_MATERIAL SUPPLIED_:
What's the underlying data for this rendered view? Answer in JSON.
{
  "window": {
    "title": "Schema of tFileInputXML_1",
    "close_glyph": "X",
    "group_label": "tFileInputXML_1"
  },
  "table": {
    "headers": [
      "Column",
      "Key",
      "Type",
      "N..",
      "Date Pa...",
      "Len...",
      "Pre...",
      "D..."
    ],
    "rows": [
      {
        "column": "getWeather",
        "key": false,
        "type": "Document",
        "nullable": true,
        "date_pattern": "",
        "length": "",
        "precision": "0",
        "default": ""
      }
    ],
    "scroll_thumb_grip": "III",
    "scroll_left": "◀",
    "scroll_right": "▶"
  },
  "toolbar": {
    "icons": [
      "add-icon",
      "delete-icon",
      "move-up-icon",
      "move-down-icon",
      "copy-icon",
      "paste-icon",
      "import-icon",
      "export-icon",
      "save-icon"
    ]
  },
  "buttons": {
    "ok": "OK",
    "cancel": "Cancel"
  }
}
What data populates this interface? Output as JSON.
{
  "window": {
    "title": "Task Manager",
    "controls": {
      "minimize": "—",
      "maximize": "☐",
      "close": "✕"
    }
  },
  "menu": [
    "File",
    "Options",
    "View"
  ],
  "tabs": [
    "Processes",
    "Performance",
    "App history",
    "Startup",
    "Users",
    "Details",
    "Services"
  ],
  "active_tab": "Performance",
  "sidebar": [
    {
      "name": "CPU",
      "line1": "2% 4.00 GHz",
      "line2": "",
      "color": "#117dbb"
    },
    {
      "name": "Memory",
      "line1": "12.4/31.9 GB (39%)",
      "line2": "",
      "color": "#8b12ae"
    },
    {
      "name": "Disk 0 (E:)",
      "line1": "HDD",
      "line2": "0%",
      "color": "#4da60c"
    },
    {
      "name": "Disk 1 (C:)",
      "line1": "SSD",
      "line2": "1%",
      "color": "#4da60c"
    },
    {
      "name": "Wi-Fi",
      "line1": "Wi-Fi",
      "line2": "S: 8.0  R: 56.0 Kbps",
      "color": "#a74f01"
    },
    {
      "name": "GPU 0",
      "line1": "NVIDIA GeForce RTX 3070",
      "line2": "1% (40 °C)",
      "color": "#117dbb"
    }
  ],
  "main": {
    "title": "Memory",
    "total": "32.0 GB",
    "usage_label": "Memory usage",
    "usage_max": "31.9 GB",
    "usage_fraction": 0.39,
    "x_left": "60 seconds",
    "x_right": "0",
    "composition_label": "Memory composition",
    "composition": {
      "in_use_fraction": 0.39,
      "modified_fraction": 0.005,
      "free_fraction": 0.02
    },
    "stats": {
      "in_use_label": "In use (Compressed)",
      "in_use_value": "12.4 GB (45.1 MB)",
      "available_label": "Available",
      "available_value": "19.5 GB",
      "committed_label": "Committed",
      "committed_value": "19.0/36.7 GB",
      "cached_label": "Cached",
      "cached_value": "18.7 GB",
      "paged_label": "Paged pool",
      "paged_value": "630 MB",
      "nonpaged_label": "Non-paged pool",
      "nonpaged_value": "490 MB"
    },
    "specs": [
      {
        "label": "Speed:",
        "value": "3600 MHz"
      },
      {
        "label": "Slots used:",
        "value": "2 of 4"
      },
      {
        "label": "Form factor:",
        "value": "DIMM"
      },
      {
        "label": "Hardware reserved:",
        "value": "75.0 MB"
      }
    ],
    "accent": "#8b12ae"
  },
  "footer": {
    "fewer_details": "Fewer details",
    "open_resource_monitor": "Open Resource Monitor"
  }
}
* * *
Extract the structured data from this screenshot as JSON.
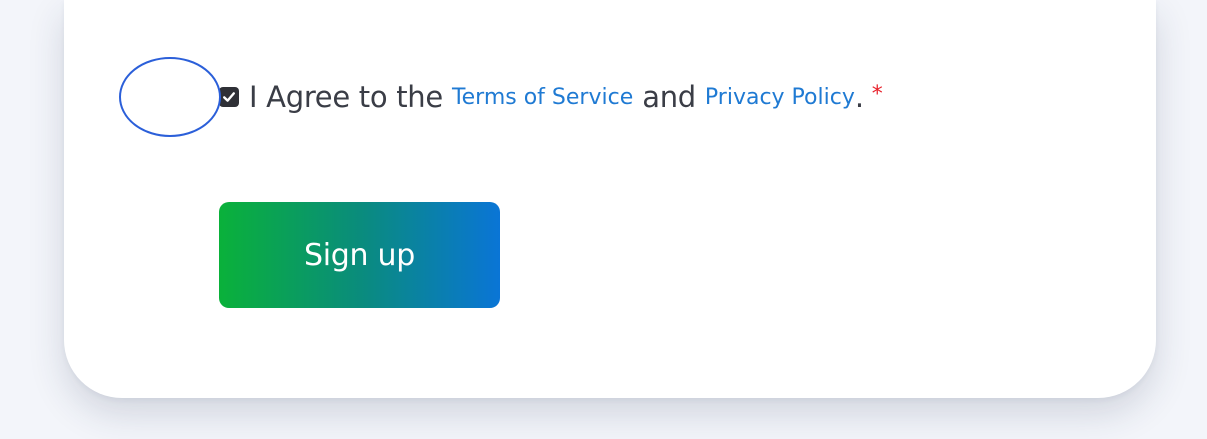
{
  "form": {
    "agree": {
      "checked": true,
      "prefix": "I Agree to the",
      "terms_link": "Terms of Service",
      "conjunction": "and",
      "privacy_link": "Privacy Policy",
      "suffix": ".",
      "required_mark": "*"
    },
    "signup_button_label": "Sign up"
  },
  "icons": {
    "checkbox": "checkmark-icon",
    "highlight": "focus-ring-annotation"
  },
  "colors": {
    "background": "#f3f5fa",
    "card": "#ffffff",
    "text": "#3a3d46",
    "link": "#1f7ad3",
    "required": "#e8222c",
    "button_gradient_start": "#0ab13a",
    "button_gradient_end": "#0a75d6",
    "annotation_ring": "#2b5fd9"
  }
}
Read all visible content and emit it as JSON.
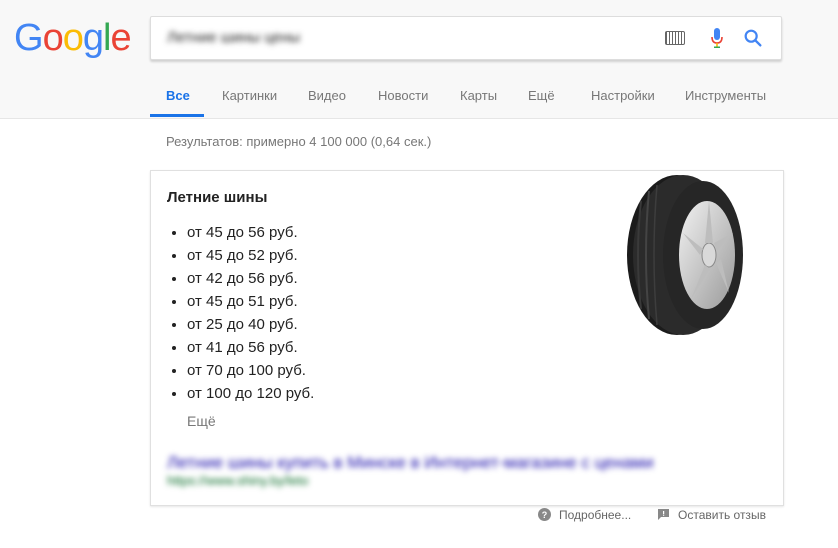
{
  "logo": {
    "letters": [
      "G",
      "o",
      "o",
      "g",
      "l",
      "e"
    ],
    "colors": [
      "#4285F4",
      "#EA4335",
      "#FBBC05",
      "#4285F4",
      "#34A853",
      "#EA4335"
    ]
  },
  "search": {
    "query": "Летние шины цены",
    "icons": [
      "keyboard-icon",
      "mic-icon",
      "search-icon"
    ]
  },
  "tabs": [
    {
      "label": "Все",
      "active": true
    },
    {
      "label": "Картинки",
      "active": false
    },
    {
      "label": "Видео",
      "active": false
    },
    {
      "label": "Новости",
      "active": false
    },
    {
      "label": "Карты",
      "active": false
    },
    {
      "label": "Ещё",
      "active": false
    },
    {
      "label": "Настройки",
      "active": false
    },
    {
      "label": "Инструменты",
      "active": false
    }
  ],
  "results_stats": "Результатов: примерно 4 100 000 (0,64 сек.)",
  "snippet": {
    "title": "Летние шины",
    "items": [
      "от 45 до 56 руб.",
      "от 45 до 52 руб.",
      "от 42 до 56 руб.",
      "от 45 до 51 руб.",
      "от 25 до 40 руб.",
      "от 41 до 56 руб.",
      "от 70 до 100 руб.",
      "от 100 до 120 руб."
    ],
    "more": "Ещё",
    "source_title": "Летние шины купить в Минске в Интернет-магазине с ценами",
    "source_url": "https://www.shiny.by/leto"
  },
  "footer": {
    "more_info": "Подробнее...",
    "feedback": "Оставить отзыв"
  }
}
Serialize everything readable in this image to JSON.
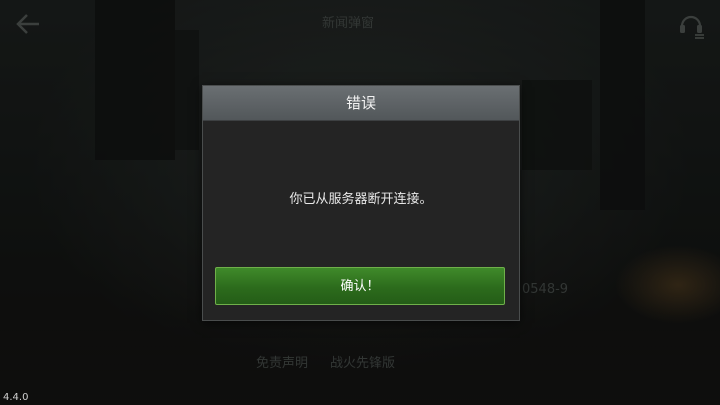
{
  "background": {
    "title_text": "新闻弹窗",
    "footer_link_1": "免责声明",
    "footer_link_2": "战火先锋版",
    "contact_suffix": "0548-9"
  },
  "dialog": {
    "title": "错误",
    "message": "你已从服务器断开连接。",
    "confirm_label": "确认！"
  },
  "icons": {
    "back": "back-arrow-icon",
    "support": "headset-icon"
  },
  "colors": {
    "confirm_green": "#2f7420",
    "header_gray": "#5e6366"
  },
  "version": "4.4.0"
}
---
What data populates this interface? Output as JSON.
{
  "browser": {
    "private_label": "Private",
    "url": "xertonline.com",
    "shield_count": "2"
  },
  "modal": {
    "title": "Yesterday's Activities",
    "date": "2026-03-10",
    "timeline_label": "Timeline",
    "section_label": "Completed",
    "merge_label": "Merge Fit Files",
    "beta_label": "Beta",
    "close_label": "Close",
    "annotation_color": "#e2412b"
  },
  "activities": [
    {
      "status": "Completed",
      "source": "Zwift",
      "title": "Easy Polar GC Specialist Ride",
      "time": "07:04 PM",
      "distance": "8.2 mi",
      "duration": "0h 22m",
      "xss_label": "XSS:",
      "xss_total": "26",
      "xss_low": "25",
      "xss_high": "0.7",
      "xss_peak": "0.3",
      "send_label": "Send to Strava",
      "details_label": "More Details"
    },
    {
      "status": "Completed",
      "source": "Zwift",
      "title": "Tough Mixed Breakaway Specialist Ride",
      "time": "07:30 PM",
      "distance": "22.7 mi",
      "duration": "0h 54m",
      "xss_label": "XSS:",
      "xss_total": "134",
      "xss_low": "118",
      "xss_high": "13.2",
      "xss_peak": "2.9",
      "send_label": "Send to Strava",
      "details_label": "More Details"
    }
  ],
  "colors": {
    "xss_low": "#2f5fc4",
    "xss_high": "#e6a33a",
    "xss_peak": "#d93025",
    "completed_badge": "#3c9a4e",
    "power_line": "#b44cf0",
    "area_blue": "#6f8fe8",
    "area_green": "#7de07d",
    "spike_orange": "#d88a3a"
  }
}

_WHAT THIS TASK INVOLVES_:
Using the records above, copy every line that has the word "data" in it.

_ANSWER TO THIS EXERCISE_:
What's the underlying data for this rendered view? Answer in JSON.
What data populates this interface? Output as JSON.
Extract the structured data from this screenshot as JSON.
What data populates this interface? Output as JSON.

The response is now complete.